| AIM |
Locate every line below that contains the word "найма" and copy it.

| GIVEN ENTRIES |

------------------------

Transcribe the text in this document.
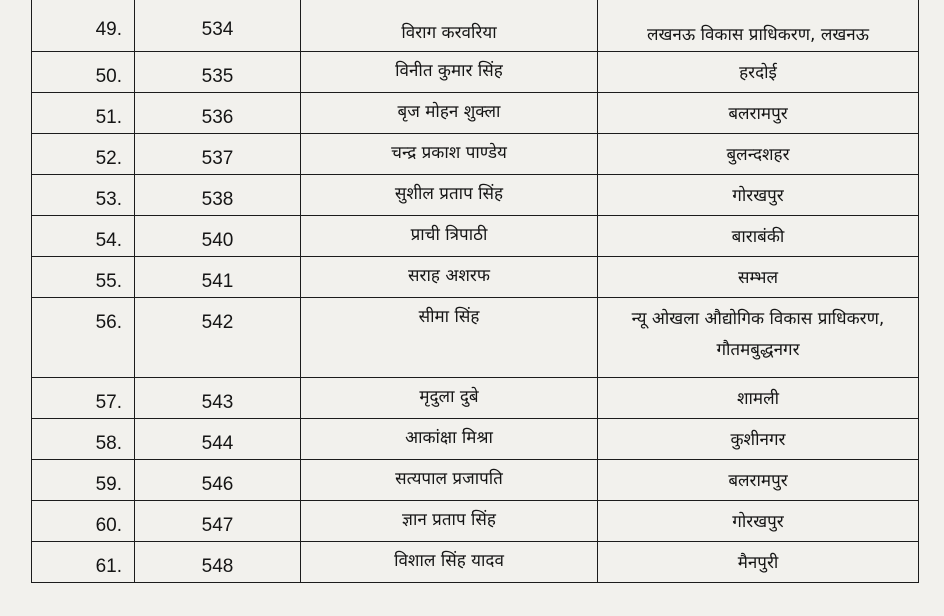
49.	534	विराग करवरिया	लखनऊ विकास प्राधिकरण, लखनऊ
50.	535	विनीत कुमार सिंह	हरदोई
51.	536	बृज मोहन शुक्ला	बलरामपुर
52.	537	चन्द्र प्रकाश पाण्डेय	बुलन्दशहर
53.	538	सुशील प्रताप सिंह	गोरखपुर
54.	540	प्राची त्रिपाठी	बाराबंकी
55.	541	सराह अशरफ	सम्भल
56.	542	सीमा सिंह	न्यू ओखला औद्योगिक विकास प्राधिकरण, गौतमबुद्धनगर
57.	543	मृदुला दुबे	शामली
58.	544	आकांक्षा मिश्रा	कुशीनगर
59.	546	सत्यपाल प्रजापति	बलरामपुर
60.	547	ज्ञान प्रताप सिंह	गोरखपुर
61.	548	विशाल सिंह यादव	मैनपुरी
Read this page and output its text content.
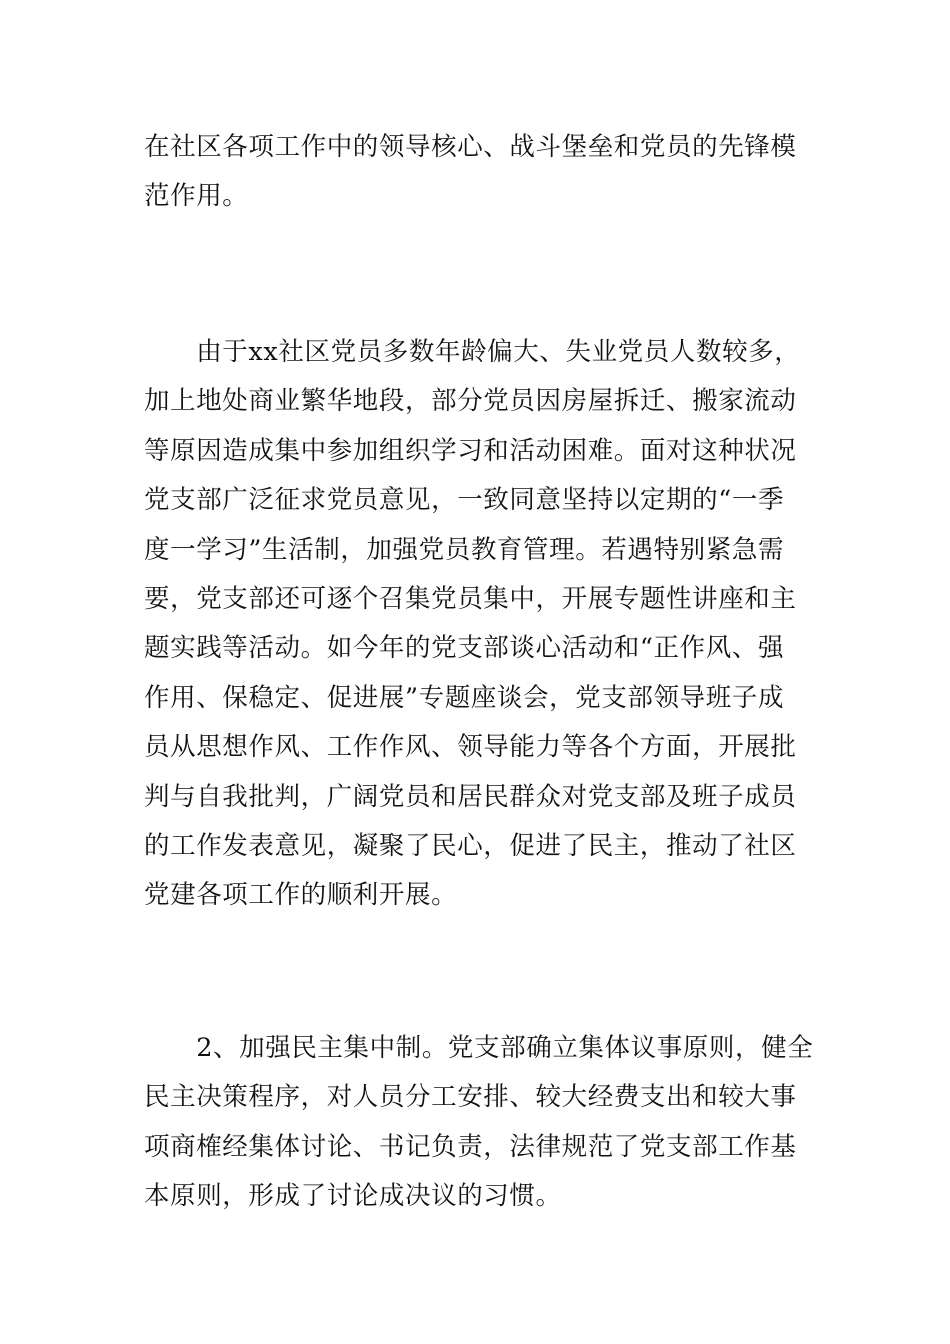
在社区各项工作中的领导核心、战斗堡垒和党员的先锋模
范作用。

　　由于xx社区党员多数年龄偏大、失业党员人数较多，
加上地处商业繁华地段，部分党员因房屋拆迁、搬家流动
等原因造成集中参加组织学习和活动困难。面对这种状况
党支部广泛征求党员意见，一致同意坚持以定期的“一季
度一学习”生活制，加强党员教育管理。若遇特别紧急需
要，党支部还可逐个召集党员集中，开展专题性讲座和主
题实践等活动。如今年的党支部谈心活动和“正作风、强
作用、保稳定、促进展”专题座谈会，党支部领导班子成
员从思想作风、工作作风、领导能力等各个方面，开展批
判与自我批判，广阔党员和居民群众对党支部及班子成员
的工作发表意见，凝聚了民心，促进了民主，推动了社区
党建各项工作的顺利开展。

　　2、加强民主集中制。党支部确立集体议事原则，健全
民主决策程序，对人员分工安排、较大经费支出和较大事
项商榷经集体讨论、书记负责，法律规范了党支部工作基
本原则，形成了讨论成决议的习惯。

------------------------

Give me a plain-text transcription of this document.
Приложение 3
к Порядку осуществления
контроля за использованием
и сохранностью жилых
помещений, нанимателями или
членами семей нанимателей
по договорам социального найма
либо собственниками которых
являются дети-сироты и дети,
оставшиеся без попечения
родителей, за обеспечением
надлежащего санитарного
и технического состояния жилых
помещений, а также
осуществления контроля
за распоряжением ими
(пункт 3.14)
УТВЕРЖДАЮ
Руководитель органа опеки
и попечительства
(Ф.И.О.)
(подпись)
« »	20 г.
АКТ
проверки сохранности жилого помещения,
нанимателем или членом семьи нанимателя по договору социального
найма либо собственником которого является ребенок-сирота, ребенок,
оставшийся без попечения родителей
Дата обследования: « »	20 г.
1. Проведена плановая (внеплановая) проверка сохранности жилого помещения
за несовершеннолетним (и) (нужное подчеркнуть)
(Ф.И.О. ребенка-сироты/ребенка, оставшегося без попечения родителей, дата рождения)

------------------------

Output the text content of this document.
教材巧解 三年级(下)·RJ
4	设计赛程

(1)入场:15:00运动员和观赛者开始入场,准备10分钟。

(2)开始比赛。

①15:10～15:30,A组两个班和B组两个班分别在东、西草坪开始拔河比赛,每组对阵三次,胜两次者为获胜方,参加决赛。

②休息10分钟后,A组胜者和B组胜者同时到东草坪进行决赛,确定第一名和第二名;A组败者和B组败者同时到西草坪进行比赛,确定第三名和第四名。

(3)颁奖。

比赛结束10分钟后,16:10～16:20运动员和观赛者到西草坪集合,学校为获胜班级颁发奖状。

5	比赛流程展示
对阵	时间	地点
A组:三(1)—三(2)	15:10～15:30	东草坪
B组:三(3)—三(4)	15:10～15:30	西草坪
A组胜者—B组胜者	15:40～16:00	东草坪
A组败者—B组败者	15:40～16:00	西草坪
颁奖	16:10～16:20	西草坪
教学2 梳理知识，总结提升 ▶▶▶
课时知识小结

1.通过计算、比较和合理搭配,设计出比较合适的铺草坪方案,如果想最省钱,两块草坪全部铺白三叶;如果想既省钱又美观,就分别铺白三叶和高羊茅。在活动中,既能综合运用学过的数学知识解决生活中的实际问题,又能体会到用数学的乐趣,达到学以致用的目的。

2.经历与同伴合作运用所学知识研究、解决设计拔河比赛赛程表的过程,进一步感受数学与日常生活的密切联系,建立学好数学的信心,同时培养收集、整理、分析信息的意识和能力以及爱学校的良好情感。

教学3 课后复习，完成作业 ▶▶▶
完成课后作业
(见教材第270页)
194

------------------------

| RESULT OF THE TASK |
по договорам социального найма
найма либо собственником которого является ребенок-сирота, ребенок,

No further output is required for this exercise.